AIM
Can you print the data exactly and leave out each image?

Data excerpts
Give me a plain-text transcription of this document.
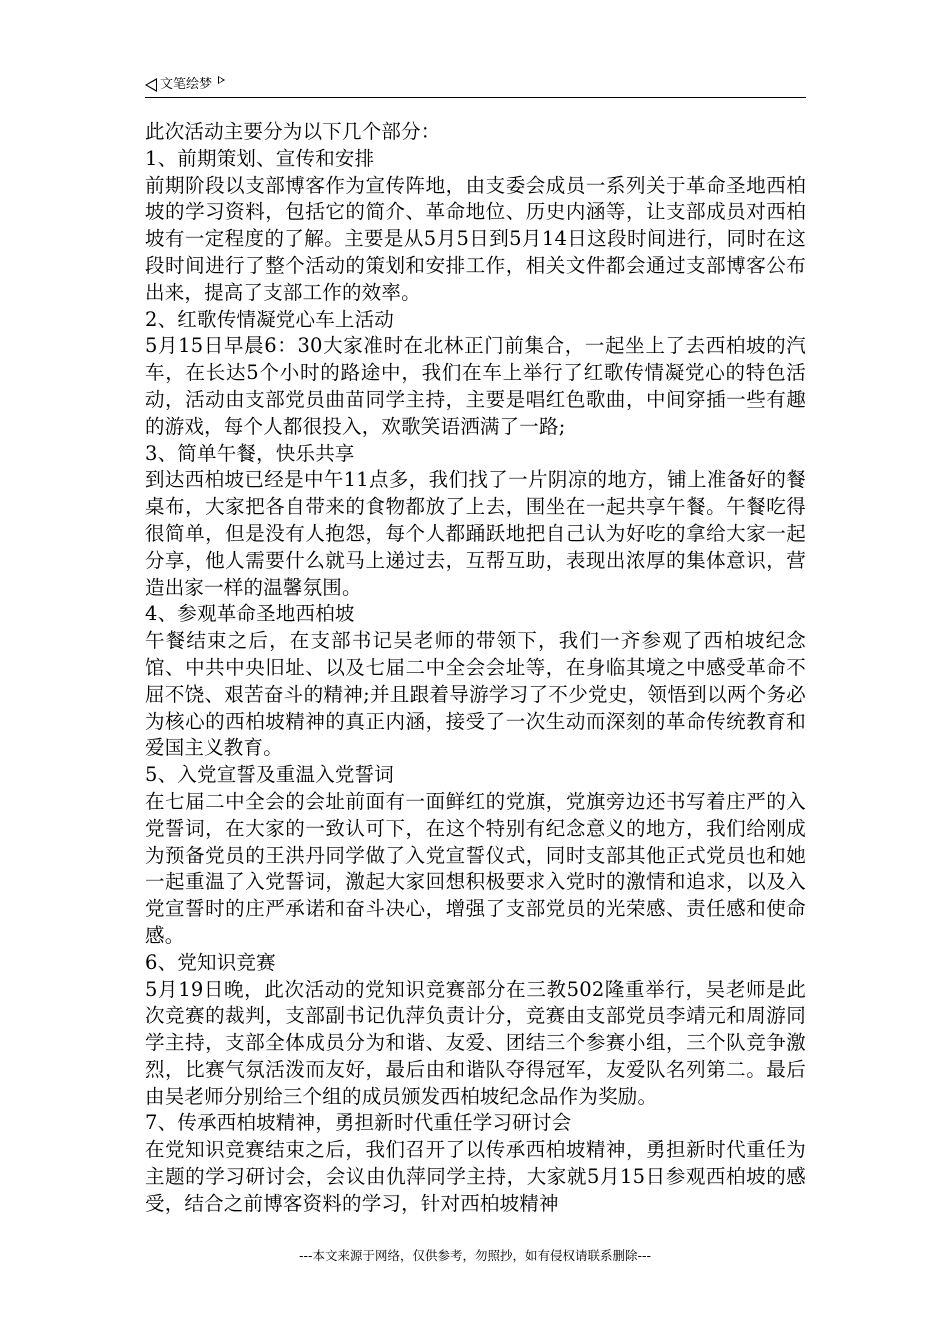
文笔绘梦

此次活动主要分为以下几个部分：

1、前期策划、宣传和安排

前期阶段以支部博客作为宣传阵地，由支委会成员一系列关于革命圣地西柏坡的学习资料，包括它的简介、革命地位、历史内涵等，让支部成员对西柏坡有一定程度的了解。主要是从5月5日到5月14日这段时间进行，同时在这段时间进行了整个活动的策划和安排工作，相关文件都会通过支部博客公布出来，提高了支部工作的效率。

2、红歌传情凝党心车上活动

5月15日早晨6：30大家准时在北林正门前集合，一起坐上了去西柏坡的汽车，在长达5个小时的路途中，我们在车上举行了红歌传情凝党心的特色活动，活动由支部党员曲苗同学主持，主要是唱红色歌曲，中间穿插一些有趣的游戏，每个人都很投入，欢歌笑语洒满了一路;

3、简单午餐，快乐共享

到达西柏坡已经是中午11点多，我们找了一片阴凉的地方，铺上准备好的餐桌布，大家把各自带来的食物都放了上去，围坐在一起共享午餐。午餐吃得很简单，但是没有人抱怨，每个人都踊跃地把自己认为好吃的拿给大家一起分享，他人需要什么就马上递过去，互帮互助，表现出浓厚的集体意识，营造出家一样的温馨氛围。

4、参观革命圣地西柏坡

午餐结束之后，在支部书记吴老师的带领下，我们一齐参观了西柏坡纪念馆、中共中央旧址、以及七届二中全会会址等，在身临其境之中感受革命不屈不饶、艰苦奋斗的精神;并且跟着导游学习了不少党史，领悟到以两个务必为核心的西柏坡精神的真正内涵，接受了一次生动而深刻的革命传统教育和爱国主义教育。

5、入党宣誓及重温入党誓词

在七届二中全会的会址前面有一面鲜红的党旗，党旗旁边还书写着庄严的入党誓词，在大家的一致认可下，在这个特别有纪念意义的地方，我们给刚成为预备党员的王洪丹同学做了入党宣誓仪式，同时支部其他正式党员也和她一起重温了入党誓词，激起大家回想积极要求入党时的激情和追求，以及入党宣誓时的庄严承诺和奋斗决心，增强了支部党员的光荣感、责任感和使命感。

6、党知识竞赛

5月19日晚，此次活动的党知识竞赛部分在三教502隆重举行，吴老师是此次竞赛的裁判，支部副书记仇萍负责计分，竞赛由支部党员李靖元和周游同学主持，支部全体成员分为和谐、友爱、团结三个参赛小组，三个队竞争激烈，比赛气氛活泼而友好，最后由和谐队夺得冠军，友爱队名列第二。最后由吴老师分别给三个组的成员颁发西柏坡纪念品作为奖励。

7、传承西柏坡精神，勇担新时代重任学习研讨会

在党知识竞赛结束之后，我们召开了以传承西柏坡精神，勇担新时代重任为主题的学习研讨会，会议由仇萍同学主持，大家就5月15日参观西柏坡的感受，结合之前博客资料的学习，针对西柏坡精神

---本文来源于网络，仅供参考，勿照抄，如有侵权请联系删除---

REPLY
Give me a plain-text transcription of this document.
文笔绘梦

此次活动主要分为以下几个部分：

1、前期策划、宣传和安排

前期阶段以支部博客作为宣传阵地，由支委会成员一系列关于革命圣地西柏坡的学习资料，包括它的简介、革命地位、历史内涵等，让支部成员对西柏坡有一定程度的了解。主要是从5月5日到5月14日这段时间进行，同时在这段时间进行了整个活动的策划和安排工作，相关文件都会通过支部博客公布出来，提高了支部工作的效率。

2、红歌传情凝党心车上活动

5月15日早晨6：30大家准时在北林正门前集合，一起坐上了去西柏坡的汽车，在长达5个小时的路途中，我们在车上举行了红歌传情凝党心的特色活动，活动由支部党员曲苗同学主持，主要是唱红色歌曲，中间穿插一些有趣的游戏，每个人都很投入，欢歌笑语洒满了一路;

3、简单午餐，快乐共享

到达西柏坡已经是中午11点多，我们找了一片阴凉的地方，铺上准备好的餐桌布，大家把各自带来的食物都放了上去，围坐在一起共享午餐。午餐吃得很简单，但是没有人抱怨，每个人都踊跃地把自己认为好吃的拿给大家一起分享，他人需要什么就马上递过去，互帮互助，表现出浓厚的集体意识，营造出家一样的温馨氛围。

4、参观革命圣地西柏坡

午餐结束之后，在支部书记吴老师的带领下，我们一齐参观了西柏坡纪念馆、中共中央旧址、以及七届二中全会会址等，在身临其境之中感受革命不屈不饶、艰苦奋斗的精神;并且跟着导游学习了不少党史，领悟到以两个务必为核心的西柏坡精神的真正内涵，接受了一次生动而深刻的革命传统教育和爱国主义教育。

5、入党宣誓及重温入党誓词

在七届二中全会的会址前面有一面鲜红的党旗，党旗旁边还书写着庄严的入党誓词，在大家的一致认可下，在这个特别有纪念意义的地方，我们给刚成为预备党员的王洪丹同学做了入党宣誓仪式，同时支部其他正式党员也和她一起重温了入党誓词，激起大家回想积极要求入党时的激情和追求，以及入党宣誓时的庄严承诺和奋斗决心，增强了支部党员的光荣感、责任感和使命感。

6、党知识竞赛

5月19日晚，此次活动的党知识竞赛部分在三教502隆重举行，吴老师是此次竞赛的裁判，支部副书记仇萍负责计分，竞赛由支部党员李靖元和周游同学主持，支部全体成员分为和谐、友爱、团结三个参赛小组，三个队竞争激烈，比赛气氛活泼而友好，最后由和谐队夺得冠军，友爱队名列第二。最后由吴老师分别给三个组的成员颁发西柏坡纪念品作为奖励。

7、传承西柏坡精神，勇担新时代重任学习研讨会

在党知识竞赛结束之后，我们召开了以传承西柏坡精神，勇担新时代重任为主题的学习研讨会，会议由仇萍同学主持，大家就5月15日参观西柏坡的感受，结合之前博客资料的学习，针对西柏坡精神

---本文来源于网络，仅供参考，勿照抄，如有侵权请联系删除---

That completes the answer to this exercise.